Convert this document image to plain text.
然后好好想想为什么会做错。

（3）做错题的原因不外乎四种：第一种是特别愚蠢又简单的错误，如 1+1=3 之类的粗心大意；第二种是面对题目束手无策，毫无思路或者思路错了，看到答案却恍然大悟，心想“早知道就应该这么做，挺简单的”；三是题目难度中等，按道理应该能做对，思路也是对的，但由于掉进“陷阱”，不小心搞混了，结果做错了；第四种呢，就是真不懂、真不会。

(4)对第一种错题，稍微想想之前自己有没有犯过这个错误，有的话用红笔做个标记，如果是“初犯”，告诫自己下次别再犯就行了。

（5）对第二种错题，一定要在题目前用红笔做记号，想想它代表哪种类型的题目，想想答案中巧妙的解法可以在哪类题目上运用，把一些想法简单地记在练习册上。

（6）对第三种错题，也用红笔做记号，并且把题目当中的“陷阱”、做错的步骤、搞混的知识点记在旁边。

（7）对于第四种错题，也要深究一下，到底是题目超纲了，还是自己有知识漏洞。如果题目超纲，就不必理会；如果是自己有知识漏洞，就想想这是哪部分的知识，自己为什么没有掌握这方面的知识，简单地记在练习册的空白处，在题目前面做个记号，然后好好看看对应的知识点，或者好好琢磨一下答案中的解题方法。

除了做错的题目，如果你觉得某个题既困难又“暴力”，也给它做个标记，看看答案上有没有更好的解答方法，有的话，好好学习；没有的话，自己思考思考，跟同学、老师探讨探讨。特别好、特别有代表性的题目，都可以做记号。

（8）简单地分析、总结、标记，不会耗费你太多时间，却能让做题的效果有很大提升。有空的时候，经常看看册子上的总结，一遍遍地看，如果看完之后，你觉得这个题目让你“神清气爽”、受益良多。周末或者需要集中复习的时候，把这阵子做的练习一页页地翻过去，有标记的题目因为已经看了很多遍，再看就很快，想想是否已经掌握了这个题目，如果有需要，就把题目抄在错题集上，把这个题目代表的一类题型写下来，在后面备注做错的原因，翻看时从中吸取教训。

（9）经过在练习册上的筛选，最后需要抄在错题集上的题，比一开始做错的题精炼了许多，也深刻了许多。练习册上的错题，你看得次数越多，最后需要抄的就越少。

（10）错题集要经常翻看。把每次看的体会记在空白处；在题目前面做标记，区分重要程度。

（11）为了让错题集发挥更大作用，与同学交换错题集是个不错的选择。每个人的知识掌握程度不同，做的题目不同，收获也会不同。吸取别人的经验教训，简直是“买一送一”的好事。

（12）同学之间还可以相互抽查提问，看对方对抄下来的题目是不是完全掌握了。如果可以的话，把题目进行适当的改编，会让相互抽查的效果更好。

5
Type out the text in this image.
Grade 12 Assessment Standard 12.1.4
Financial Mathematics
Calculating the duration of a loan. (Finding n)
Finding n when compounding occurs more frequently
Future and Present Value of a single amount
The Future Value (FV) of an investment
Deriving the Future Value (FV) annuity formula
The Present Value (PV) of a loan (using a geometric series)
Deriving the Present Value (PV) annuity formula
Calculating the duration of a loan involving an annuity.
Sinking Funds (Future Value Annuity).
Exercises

◆ ◆ ◆ ◆ ◆ ◆ ◆

Pick out and copy the lines of the entries that hold the string "formula".

Deriving the Future Value (FV) annuity formula
Deriving the Present Value (PV) annuity formula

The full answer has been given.